**YOUR OBJECTIVE:**
From the entries below, copy every line that holds the word "title".

(Dataset records on visual material)
========================
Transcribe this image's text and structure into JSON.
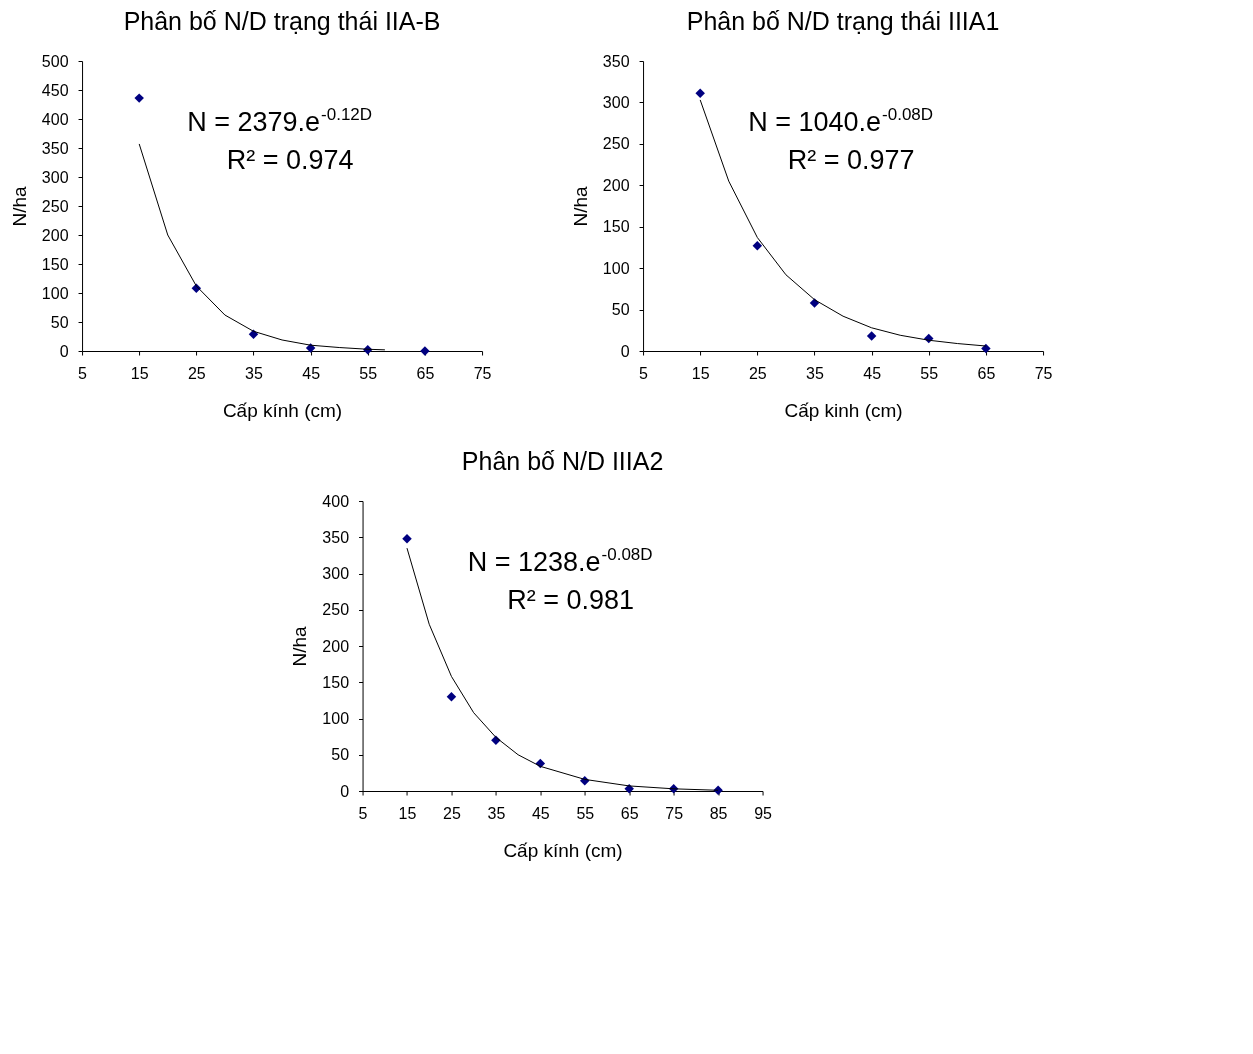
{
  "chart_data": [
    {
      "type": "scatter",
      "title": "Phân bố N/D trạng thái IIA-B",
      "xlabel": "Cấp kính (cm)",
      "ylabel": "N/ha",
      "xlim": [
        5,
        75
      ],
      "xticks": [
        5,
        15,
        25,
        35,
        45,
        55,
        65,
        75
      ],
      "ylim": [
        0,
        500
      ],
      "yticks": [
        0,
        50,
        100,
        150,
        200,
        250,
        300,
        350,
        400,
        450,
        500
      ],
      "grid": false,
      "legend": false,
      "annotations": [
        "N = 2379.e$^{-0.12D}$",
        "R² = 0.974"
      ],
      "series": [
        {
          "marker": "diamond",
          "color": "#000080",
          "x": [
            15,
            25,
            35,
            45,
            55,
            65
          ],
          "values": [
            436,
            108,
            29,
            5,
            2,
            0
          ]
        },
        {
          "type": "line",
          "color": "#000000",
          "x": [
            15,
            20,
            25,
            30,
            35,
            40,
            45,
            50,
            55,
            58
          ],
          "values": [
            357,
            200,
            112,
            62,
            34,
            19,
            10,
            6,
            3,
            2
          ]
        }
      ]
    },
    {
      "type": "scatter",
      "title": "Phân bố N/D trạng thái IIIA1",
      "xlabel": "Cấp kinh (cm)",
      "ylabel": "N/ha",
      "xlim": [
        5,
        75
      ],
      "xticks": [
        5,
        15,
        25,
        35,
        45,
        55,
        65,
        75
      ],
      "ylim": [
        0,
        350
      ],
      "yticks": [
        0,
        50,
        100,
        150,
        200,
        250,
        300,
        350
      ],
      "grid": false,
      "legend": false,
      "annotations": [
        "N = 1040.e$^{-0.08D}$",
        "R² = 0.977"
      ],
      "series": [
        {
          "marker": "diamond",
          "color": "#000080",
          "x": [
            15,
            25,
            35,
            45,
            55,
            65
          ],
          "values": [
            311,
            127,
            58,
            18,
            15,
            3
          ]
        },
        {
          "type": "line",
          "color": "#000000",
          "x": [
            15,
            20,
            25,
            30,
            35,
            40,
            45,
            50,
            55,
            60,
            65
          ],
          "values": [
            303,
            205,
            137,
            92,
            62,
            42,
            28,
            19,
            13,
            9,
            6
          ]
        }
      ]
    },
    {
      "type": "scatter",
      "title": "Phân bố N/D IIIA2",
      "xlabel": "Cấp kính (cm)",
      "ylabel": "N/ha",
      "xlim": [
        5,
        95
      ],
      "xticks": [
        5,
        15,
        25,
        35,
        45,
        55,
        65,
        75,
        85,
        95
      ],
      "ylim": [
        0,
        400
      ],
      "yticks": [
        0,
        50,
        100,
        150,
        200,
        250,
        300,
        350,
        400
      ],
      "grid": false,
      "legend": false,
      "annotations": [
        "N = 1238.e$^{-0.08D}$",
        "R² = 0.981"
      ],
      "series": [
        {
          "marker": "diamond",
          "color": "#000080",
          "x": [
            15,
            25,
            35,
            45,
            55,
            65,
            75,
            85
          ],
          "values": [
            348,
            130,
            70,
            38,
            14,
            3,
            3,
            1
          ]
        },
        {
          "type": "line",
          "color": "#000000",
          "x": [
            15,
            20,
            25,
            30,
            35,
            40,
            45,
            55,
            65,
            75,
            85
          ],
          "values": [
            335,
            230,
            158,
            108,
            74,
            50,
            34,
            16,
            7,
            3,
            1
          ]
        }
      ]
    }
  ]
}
========================
**RESULT OF THIS TASK:**
      "title": "Phân bố N/D trạng thái IIA-B",
      "title": "Phân bố N/D trạng thái IIIA1",
      "title": "Phân bố N/D IIIA2",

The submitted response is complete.